Your instructions:
Render everything from the start of the material down to and including the line containing "683, 180, 707]" as a numbered list, omitting any blank lines.

Data in this exercise:
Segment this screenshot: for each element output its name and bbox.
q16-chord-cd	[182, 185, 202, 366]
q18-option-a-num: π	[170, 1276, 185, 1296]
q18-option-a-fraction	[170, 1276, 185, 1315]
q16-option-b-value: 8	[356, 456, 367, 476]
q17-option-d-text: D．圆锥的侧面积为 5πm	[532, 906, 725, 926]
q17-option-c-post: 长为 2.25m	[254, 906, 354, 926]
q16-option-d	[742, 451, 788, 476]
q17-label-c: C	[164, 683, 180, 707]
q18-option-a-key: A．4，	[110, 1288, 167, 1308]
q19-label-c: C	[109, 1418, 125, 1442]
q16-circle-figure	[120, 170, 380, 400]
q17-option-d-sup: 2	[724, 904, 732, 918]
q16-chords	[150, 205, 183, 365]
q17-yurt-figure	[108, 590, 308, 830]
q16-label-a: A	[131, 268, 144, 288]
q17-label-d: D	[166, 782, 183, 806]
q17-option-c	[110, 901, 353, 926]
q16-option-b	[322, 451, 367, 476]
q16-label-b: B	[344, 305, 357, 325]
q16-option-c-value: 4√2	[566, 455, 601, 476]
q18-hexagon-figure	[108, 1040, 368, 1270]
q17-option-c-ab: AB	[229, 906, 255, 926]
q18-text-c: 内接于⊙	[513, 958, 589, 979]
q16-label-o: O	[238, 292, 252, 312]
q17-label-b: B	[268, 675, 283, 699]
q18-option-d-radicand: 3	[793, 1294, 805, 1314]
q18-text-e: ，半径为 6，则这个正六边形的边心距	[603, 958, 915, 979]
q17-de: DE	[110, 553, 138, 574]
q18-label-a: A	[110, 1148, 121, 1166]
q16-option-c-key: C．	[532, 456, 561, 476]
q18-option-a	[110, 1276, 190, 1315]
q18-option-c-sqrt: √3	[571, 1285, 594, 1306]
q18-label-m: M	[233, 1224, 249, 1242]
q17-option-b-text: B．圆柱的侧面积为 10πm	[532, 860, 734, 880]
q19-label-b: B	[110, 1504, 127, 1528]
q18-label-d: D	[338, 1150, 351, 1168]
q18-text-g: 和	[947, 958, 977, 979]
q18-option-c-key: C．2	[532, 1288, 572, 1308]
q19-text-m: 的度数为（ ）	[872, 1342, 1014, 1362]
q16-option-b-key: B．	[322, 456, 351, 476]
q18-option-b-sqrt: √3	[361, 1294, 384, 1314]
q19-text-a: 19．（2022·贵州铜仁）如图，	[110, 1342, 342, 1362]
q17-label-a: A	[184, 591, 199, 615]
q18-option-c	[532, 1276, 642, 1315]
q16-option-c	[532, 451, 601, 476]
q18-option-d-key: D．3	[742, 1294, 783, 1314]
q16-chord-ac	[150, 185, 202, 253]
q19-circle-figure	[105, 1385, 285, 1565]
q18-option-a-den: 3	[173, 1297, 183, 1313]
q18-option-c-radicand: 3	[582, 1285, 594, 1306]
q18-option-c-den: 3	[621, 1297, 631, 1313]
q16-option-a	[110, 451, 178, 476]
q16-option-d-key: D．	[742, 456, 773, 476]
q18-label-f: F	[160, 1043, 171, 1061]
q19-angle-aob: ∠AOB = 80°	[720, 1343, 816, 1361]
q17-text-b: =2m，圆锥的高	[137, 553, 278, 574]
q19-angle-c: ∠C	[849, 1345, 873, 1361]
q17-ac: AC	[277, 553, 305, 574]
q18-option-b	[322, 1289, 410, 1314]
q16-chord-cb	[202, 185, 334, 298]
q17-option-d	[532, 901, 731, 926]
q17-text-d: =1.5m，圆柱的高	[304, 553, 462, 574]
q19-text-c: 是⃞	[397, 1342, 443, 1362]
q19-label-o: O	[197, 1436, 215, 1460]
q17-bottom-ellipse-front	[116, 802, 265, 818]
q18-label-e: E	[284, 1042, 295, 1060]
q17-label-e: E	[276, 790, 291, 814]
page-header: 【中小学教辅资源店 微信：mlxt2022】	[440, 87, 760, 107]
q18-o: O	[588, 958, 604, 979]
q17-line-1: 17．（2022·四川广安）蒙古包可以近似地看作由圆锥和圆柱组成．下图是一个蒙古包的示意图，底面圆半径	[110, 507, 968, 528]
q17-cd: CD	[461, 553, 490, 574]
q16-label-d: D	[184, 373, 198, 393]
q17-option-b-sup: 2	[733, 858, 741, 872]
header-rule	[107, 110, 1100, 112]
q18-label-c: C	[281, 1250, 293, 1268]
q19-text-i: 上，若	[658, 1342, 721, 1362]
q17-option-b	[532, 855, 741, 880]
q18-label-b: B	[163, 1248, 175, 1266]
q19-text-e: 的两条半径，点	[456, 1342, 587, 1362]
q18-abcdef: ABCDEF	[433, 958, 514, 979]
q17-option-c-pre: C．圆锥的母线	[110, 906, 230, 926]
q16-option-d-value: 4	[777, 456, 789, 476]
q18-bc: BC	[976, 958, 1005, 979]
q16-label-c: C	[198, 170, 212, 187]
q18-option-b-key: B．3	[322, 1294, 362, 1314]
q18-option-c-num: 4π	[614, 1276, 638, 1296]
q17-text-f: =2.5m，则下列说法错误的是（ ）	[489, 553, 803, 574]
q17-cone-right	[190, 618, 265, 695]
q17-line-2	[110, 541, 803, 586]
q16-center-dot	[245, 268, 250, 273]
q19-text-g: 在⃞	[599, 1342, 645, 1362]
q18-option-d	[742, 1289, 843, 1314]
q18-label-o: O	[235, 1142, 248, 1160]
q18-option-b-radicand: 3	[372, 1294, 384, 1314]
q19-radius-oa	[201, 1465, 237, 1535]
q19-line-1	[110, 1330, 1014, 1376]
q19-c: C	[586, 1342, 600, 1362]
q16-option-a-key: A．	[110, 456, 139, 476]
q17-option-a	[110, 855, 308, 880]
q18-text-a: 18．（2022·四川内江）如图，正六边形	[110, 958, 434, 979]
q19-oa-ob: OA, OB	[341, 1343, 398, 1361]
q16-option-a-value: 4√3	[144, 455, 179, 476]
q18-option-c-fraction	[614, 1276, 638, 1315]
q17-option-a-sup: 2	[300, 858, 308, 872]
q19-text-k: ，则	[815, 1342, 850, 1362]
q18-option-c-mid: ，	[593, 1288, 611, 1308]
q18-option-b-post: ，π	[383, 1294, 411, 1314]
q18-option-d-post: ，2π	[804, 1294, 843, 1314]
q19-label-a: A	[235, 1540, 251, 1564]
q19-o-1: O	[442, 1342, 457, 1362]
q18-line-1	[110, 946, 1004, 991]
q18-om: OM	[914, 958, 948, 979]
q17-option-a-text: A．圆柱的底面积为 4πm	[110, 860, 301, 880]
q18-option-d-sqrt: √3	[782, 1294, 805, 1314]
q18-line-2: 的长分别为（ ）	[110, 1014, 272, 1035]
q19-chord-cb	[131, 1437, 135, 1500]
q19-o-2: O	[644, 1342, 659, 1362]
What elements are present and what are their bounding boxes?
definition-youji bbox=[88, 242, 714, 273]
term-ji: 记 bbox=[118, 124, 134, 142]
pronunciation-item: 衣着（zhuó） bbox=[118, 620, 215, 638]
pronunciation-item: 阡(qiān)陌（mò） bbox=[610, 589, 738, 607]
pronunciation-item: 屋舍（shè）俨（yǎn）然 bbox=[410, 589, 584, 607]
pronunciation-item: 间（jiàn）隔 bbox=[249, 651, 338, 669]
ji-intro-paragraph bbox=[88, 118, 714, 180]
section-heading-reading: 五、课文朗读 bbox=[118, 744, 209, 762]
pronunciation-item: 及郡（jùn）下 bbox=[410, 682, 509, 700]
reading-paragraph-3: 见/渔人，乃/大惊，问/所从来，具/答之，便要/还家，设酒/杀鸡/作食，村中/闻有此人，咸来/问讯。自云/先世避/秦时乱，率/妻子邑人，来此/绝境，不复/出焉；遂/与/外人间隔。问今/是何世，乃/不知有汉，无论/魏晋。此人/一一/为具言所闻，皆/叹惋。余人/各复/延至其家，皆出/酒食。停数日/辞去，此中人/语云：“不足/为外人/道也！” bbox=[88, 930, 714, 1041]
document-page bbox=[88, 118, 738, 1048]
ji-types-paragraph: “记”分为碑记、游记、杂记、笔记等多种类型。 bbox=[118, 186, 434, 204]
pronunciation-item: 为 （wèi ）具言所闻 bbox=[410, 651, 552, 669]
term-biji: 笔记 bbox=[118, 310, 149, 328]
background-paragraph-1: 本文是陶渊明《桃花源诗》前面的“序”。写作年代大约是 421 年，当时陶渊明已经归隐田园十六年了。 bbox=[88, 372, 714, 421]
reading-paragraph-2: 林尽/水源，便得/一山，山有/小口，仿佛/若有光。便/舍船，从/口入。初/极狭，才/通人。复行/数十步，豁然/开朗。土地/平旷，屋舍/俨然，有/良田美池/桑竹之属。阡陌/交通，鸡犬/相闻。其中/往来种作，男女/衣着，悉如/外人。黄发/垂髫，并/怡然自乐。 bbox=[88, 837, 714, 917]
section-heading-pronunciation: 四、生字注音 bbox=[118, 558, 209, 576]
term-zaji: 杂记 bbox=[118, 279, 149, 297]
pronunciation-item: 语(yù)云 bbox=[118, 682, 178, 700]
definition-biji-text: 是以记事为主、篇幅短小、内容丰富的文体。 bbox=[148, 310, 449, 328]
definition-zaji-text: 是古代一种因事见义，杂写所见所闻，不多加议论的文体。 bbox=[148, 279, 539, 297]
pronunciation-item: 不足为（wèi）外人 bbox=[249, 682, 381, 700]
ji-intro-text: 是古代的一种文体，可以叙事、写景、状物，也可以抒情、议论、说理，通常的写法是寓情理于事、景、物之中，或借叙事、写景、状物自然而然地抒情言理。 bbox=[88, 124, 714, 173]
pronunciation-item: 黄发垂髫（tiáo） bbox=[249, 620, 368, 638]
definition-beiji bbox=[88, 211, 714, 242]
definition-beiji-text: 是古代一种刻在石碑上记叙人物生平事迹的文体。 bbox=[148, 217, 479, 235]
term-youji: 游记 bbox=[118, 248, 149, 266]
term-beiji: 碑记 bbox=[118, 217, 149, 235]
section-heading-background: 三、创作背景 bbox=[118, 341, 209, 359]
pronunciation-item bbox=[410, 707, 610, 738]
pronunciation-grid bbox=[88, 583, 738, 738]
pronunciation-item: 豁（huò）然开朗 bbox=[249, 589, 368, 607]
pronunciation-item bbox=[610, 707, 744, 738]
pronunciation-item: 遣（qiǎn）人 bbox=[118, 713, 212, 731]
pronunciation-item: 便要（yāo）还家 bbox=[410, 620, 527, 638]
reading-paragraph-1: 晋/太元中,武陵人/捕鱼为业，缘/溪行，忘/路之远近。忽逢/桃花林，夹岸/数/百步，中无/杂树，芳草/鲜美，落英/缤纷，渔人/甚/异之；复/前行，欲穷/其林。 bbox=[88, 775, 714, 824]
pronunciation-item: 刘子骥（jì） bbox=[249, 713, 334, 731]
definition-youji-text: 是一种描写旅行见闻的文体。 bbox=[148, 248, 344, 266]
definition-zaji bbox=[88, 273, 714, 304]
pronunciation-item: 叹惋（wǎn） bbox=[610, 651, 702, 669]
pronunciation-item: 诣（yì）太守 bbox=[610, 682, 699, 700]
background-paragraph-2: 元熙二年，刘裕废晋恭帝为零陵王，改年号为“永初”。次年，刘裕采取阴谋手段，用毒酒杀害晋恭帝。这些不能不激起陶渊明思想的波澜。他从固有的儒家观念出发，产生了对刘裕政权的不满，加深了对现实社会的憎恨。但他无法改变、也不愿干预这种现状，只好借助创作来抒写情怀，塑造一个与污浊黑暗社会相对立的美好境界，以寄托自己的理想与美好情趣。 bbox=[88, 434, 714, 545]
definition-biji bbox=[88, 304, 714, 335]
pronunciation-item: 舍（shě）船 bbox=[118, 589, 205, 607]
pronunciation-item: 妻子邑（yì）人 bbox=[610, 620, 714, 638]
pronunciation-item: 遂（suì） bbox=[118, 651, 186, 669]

Response to the exercise:
1. Segment this screenshot: for each element output its name and bbox.
2. q16-chord-cd	[182, 185, 202, 366]
3. q18-option-a-num: π	[170, 1276, 185, 1296]
4. q18-option-a-fraction	[170, 1276, 185, 1315]
5. q16-option-b-value: 8	[356, 456, 367, 476]
6. q17-option-d-text: D．圆锥的侧面积为 5πm	[532, 906, 725, 926]
7. q17-option-c-post: 长为 2.25m	[254, 906, 354, 926]
8. q16-option-d	[742, 451, 788, 476]
9. q17-label-c: C	[164, 683, 180, 707]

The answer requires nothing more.